- _WRITTEN INSTRUCTION_:
Print the listing below in its entirety, character for character.

++++ DATA ENTRIES

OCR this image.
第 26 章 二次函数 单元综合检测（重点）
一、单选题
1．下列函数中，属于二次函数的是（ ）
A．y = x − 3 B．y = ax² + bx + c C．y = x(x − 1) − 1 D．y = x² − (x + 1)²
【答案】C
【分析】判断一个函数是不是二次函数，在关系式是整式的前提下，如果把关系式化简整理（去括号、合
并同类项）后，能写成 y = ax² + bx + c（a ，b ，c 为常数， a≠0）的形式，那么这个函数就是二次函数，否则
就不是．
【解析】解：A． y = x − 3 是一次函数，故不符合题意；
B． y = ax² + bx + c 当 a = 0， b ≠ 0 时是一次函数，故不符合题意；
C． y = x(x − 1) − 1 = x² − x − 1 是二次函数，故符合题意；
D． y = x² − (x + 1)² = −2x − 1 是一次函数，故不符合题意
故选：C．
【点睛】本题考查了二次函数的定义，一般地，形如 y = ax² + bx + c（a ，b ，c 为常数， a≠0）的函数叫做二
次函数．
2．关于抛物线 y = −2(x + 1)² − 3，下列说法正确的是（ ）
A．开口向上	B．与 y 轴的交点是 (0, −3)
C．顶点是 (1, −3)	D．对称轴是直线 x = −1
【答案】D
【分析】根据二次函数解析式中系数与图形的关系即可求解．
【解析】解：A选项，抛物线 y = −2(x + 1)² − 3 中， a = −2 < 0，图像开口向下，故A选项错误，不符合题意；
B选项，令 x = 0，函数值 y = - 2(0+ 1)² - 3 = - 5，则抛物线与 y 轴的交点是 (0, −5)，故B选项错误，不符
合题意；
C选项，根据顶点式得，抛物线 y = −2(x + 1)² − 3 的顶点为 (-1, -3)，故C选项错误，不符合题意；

++++++++

- _ANSWER TO THE EXERCISE_:
OCR this image.
第 26 章 二次函数 单元综合检测（重点）
一、单选题
1．下列函数中，属于二次函数的是（ ）
A．y = x − 3 B．y = ax² + bx + c C．y = x(x − 1) − 1 D．y = x² − (x + 1)²
【答案】C
【分析】判断一个函数是不是二次函数，在关系式是整式的前提下，如果把关系式化简整理（去括号、合
并同类项）后，能写成 y = ax² + bx + c（a ，b ，c 为常数， a≠0）的形式，那么这个函数就是二次函数，否则
就不是．
【解析】解：A． y = x − 3 是一次函数，故不符合题意；
B． y = ax² + bx + c 当 a = 0， b ≠ 0 时是一次函数，故不符合题意；
C． y = x(x − 1) − 1 = x² − x − 1 是二次函数，故符合题意；
D． y = x² − (x + 1)² = −2x − 1 是一次函数，故不符合题意
故选：C．
【点睛】本题考查了二次函数的定义，一般地，形如 y = ax² + bx + c（a ，b ，c 为常数， a≠0）的函数叫做二
次函数．
2．关于抛物线 y = −2(x + 1)² − 3，下列说法正确的是（ ）
A．开口向上	B．与 y 轴的交点是 (0, −3)
C．顶点是 (1, −3)	D．对称轴是直线 x = −1
【答案】D
【分析】根据二次函数解析式中系数与图形的关系即可求解．
【解析】解：A选项，抛物线 y = −2(x + 1)² − 3 中， a = −2 < 0，图像开口向下，故A选项错误，不符合题意；
B选项，令 x = 0，函数值 y = - 2(0+ 1)² - 3 = - 5，则抛物线与 y 轴的交点是 (0, −5)，故B选项错误，不符
合题意；
C选项，根据顶点式得，抛物线 y = −2(x + 1)² − 3 的顶点为 (-1, -3)，故C选项错误，不符合题意；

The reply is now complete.